In Rojava: People’s War is not Class War

http://www.autistici.org/tridnivalka/in-rojava-peoples-war-is-not-class-war/

Also exists in French: http://www.autistici.org/tridnivalka/rojava-la-guerre-populaire-ce-nest-pas-la-guerre-de-classe/

 

Text “In Rojava: People’s War is not Class War”, which you can read below, represents a contribution of “Internationalist Communist Tendency” (ICT) to a debate that has been taking place in certain circles claiming “anti-capitalist struggle” since several weeks. The central points of this discussion are current events in Western Kurdistan, Rojava.

Even if we generally don’t agree with the ideological corpus of ICT (despite some programmatic positions and references in common), we nevertheless decided to publish here this text and to translate it in Czech and in French from the original English version because we share the defence of internationalist positions expressed in it. State is not merely a structure of government, police, army and administrative apparatus, State, as the communist movement grasps it, is a social relation, materialization of capitalist world order, no matter whether its legitimacy is based on parliament or community assemblies. If therefore PKK and its PYD’s henchmen claim that they do not seek to create a State, it is just because in reality they already – due to their role, practical and ideological, they play in Rojava – represent the State. This is what some of PKK’s partisans call quite rightly “a State without a State”, i.e. a State that doesn’t necessarily territorialize as a Nation-State, but which ultimately really constitutes a State in the sense that capitalist social relations, private property, are not fundamentally challenged.

Unlike all kinds of euro-centrists and other worshippers of the world division into “central countries” (which are the only ones the spark of revolution could come from) on one hand and the “periphery” of capitalism on the other hand, we do not doubt that there is a proletarian movement in Rojava (as in the whole region of Middle-East, and that’s quite a fundamental disagreement we have with ICT positions in general), a movement that in spite of its weaknesses aim, however only partially, to emancipate the working class, and that in this sense is an integral part of worldwide proletarian movement heading towards abolition of capitalism and creating of a real human community – communism. Neither PKK nor PYD however represent this movement and this despite their seemingly pro-socialist proclamations and declarations in favour of this fashionable fetish of direct democracy (through the so-called “political turn” of PKK which would adopt “democratic confederalism”, “communalism” and “municipalism” dear to a whole a stream of Proudhonian libertarians all over the world). And if some would-be revolutionaries will continue to support them without any critique (or even while adopting a “critical support” à la Trotsky), they will become the gravediggers of this fragile movement in the same way as it happened with supporting the Popular Front in Spain 1936.

The main players in the current developing international support campaign for Rojava, acting as spokesmen of such organizations as PKK or PYD and its armed groups (YPJ and YPG), do nothing but confuse the existing social movement with organized and formal political forces that claim to be the representatives and leaders of the current struggles. The fact that Marxist-Leninist organizations (Bolshevik, Stalinist, Maoist, Trotskyite, etc.), which were historically nothing but the capitalist left whose task has been and will be to supervise and quell in blood the struggles of our class, support statist sister organizations such as PKK or PYD, is quite normal. The fact that “anarchists”, “libertarians”, “libertarian communists”, “communist anarchists” who always claimed to fight against the State, against any form of State, do the same and take part in this campaign (in a “critical” way or not), doesn’t surprise us either but nevertheless urges us to raise the issue and develop some comments.

WHAT YOU NEED TO DO »
1) Reproduce a passage from the Rojava text word for word. Begin at the words "Also exists in" and stop after "Western Kurdistan, Rojava.".
2) According to the Rojava text, why did the publishers decide to publish the ICT contribution and translate it into Czech and French despite not agreeing with ICT's ideological corpus? Answer in one to three sentences.
The lines that come after this have no connection to the Rojava text.

DATA SECTION »
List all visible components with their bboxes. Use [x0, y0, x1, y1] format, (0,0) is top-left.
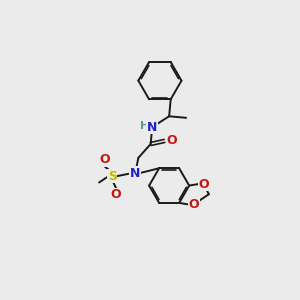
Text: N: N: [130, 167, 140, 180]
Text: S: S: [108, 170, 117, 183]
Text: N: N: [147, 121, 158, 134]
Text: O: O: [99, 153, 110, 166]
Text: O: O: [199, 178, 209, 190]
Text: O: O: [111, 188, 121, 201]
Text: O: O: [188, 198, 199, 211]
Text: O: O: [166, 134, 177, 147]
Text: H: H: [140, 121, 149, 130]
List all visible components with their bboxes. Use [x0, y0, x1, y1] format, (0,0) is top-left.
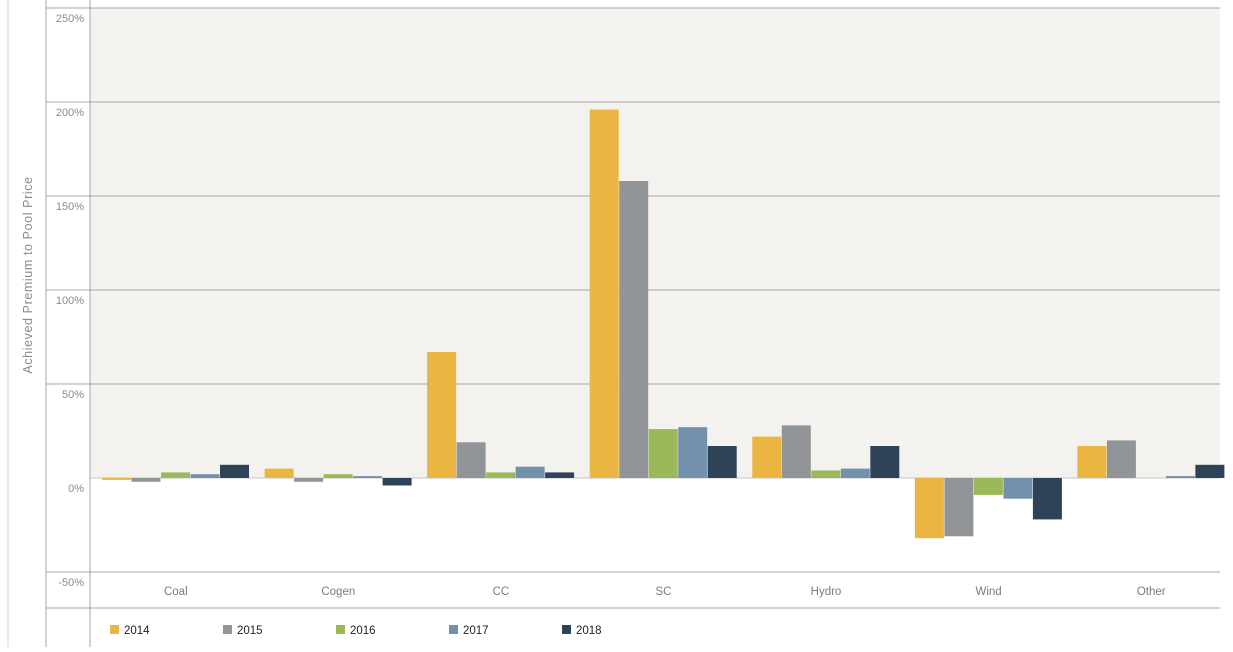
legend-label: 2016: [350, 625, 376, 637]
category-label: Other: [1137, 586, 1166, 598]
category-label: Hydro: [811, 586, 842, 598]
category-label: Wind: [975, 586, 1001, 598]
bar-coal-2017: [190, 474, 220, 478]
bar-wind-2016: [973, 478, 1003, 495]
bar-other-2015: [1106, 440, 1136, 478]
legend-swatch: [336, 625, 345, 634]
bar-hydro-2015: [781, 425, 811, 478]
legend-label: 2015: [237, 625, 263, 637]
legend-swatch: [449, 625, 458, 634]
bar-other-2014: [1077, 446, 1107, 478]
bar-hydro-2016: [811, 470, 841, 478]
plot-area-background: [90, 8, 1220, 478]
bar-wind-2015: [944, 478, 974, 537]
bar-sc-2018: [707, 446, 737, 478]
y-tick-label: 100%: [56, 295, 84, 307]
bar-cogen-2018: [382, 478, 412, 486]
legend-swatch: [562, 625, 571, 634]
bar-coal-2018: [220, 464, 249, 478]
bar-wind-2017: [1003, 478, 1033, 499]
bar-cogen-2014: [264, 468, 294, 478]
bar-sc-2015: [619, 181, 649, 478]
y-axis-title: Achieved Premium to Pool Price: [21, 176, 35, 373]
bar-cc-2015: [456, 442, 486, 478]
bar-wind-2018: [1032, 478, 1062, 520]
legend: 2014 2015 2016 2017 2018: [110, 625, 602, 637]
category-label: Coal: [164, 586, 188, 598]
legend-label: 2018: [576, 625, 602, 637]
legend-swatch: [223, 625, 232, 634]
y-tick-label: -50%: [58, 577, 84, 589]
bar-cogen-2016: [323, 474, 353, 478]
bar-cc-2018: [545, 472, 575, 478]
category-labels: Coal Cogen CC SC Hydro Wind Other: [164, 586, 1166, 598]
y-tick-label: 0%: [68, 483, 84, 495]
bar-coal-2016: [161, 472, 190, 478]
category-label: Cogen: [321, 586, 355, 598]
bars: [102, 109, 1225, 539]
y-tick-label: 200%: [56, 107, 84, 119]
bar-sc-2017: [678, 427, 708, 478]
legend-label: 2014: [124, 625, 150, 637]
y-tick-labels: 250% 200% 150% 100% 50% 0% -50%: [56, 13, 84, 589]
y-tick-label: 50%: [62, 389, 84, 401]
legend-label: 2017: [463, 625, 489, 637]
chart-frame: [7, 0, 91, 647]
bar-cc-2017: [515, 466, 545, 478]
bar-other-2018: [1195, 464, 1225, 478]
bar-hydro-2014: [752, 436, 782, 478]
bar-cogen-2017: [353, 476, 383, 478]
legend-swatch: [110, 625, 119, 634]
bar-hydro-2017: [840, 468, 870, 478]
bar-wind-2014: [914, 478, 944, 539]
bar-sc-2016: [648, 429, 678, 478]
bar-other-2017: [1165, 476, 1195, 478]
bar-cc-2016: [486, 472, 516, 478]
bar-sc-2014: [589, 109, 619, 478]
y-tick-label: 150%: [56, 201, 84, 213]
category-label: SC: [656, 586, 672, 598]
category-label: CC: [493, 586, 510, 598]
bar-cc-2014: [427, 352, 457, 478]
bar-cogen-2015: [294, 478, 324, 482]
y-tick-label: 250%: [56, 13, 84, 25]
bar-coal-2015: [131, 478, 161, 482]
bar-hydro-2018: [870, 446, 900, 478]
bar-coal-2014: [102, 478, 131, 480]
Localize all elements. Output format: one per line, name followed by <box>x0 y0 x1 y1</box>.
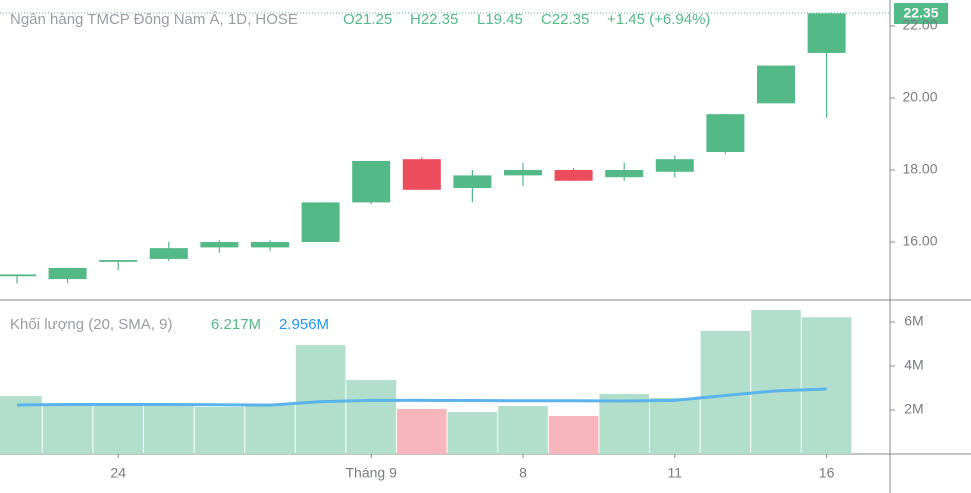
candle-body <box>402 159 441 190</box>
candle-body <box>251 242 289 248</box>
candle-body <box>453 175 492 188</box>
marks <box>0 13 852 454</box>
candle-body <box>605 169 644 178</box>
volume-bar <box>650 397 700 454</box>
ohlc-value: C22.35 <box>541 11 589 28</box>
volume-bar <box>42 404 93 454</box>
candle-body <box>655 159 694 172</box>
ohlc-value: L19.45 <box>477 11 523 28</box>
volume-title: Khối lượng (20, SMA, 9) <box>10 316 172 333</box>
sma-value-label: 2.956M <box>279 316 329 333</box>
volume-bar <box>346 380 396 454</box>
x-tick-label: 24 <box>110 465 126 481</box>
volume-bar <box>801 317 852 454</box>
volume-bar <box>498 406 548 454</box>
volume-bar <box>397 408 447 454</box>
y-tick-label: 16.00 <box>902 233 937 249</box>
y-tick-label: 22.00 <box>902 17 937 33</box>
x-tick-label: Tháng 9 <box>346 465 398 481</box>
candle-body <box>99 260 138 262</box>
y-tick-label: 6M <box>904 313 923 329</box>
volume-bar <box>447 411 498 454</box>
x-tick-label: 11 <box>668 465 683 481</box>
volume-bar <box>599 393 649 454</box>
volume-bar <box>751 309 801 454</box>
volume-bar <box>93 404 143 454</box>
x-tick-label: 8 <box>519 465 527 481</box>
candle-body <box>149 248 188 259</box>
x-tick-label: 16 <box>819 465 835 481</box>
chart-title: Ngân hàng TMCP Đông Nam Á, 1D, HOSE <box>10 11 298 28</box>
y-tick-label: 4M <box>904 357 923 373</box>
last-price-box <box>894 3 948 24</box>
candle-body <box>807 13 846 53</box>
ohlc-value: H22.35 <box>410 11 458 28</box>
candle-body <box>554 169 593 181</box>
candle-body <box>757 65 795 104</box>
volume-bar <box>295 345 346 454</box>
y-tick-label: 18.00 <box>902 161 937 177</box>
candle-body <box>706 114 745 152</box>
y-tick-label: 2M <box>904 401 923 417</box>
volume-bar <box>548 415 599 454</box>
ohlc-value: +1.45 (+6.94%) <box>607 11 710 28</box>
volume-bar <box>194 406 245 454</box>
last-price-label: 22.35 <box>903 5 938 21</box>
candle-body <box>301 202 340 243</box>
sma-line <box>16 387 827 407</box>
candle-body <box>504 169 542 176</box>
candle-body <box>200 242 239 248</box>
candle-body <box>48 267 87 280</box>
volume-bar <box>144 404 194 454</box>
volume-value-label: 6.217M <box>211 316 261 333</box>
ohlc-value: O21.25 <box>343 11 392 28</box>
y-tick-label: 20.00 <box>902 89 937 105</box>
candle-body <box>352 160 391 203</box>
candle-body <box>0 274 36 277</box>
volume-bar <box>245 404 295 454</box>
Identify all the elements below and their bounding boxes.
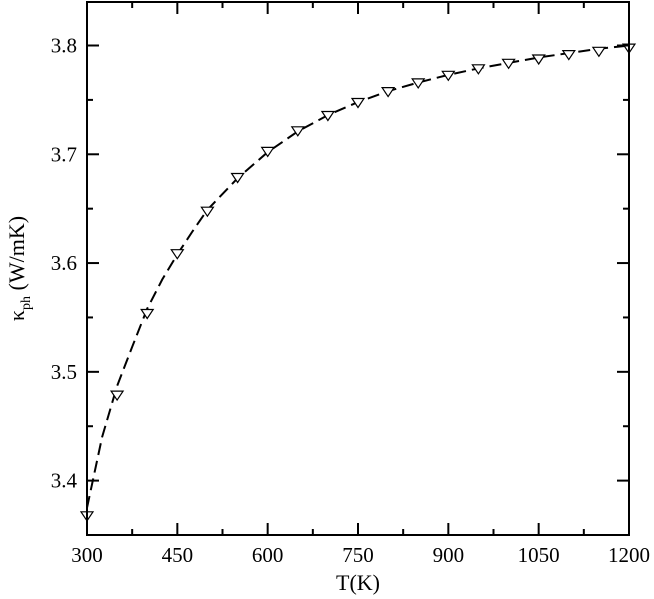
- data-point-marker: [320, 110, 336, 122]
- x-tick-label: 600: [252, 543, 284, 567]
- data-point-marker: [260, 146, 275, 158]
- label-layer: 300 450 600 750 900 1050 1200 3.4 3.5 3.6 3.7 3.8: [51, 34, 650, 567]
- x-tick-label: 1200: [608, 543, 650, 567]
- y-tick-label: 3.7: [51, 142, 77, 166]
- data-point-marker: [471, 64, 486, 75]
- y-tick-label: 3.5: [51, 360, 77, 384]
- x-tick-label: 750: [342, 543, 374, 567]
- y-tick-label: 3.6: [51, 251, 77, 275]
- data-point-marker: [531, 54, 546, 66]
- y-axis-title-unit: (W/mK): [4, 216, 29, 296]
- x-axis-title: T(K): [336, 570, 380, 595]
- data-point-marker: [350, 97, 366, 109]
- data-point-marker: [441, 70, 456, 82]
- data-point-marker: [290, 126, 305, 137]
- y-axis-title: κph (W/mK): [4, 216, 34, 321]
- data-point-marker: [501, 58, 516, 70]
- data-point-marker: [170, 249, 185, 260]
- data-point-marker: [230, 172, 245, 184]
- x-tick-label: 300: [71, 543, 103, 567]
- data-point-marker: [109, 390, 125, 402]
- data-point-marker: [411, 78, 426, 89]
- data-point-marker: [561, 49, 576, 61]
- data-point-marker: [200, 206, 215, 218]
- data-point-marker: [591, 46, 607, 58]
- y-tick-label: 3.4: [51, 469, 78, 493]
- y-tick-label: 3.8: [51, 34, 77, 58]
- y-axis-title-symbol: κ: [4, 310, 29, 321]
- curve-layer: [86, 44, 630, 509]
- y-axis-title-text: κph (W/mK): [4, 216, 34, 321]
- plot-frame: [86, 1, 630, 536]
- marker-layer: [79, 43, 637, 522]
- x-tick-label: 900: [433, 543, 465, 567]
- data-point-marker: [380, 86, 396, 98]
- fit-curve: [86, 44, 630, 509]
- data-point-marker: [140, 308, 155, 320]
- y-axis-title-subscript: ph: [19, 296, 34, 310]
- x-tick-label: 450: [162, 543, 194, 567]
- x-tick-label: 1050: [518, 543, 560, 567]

SOLUTIONS IN ORDER »
1)
Also exists in French: http://www.autistici.org/tridnivalka/rojava-la-guerre-populaire-ce-nest-pas-la-guerre-de-classe/

 

Text “In Rojava: People’s War is not Class War”, which you can read below, represents a contribution of “Internationalist Communist Tendency” (ICT) to a debate that has been taking place in certain circles claiming “anti-capitalist struggle” since several weeks. The central points of this discussion are current events in Western Kurdistan, Rojava.

2) They share the defense of internationalist positions expressed in the ICT text. That shared defense is why they published it and translated it from the original English into Czech and French.